### Text excerpt
::::

Texas has just over 77,000 MW of total installed capacity. Its average daily demand runs around 52,000 MW. Its coal-fired and nuclear baseload totals roughly 32,000 MW. But the first big difference from Germany is Texas’ 31,600 MW of gas-fired intermediate and peaking capacity. Natural gas is cheap in Texas, and the price of natural gas-fired power is “on the margin” in Texas, which means it sets the price for all the power bid into the market before it.
At 14,100 MW, Texas has more wind generation than any other state in the US. To date, the record high use of wind on a given day is about 9,500 MW.
In recent days, some of this wind power has been priced at $0/MWh. Wind generation tends to kick into high gear at a time when demand is on the decline. As Eric Wieser, a colleague at Platts has noted, zero or negative wind power prices indicate an oversupply situation on the grid that must be corrected by a reduction in the overall amount of generation. Generation that chooses to stay on-line at negative prices are essentially paying load to take the energy, rather than getting paid to generate.
However, the incentive to some companies to produce at zero or negative prices comes from their holding federal production tax credits. This PTC, which equals 2.3cents/MWh, is used by companies to reduce their federal tax exposure. The tax credits are good for ten years, and a company receives the credit only if it is producing power.

::::

### Dataset extract
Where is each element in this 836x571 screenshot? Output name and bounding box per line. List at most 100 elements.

::::

### Tasks to perform
• 1. Copy out the stretch of the Texas power passage from "Texas has just" through "about 9,500 MW.", renaming "Germany" to "Spain" wherever it occurs.
• 2. Carry on the Texas power passage from the point where it stops.
The lines have nothing to do with the Texas power passage.

### Answers provided
• 1.
Texas has just over 77,000 MW of total installed capacity. Its average daily demand runs around 52,000 MW. Its coal-fired and nuclear baseload totals roughly 32,000 MW. But the first big difference from Spain is Texas’ 31,600 MW of gas-fired intermediate and peaking capacity. Natural gas is cheap in Texas, and the price of natural gas-fired power is “on the margin” in Texas, which means it sets the price for all the power bid into the market before it.
At 14,100 MW, Texas has more wind generation than any other state in the US. To date, the record high use of wind on a given day is about 9,500 MW.

• 2.
Another difference from Germany is that there is retail power in Texas, and residential and industrial concerns are seeing their retail rates linked to a fair degree to the low wholesale prices. Retailers mark up the power after they buy from wholesale marketers and traders, but residents are seeing lower power prices.
Now, though, wind power in Texas is headed toward an expansion to as much as 18,000 MW within the next couple of years. There is also talk of a big push in solar power.
The biggest baseload generator in Texas is Luminant, whose parent firm, Electricity Future Holdings, is already in bankruptcy. A very large pre-existing debt load just can’t be serviced with the low revenues now being generated.
Calpine, which exited bankruptcy almost six years ago, has more gas-fired generation than anyone in Texas, and cringes at the idea of more renewables putting a dent in prices and their revenue.
NRG Energy, the other big baseload generator in Texas, is doing something the two big German utilities have not done. NRG is trying to expand its holdings of renewable generation on the principle of “if you can’t beat’em, join’em.”
Jessica L is somewhat right in that Germany does burn some gas, although the bizarre thing about Germany is that they choose not to “industraiise” the landscape via gas, but are happy to do so via lignite strip mining.
But coal is not as flexible as gas so when the sun goes down and the wind dies down, coal often replaces it. That’s a key reason why after spending all this money, German carbon output is mostly unchanged, and sometimes, even worse.
Texas does show that natural gas (at a third of the cost of German prices) does not prevent the development of renewables, a big fear of EU greens. Cheap gas and cheap renewables are the way forward and this lesson from Texas is conveniently ignored both in Germany, New York State and many another place besides
Jessica: When contradicting an article’s facts, one needs to present documentation. How much gas does Germany burn compared to coal, for example, and what is your source?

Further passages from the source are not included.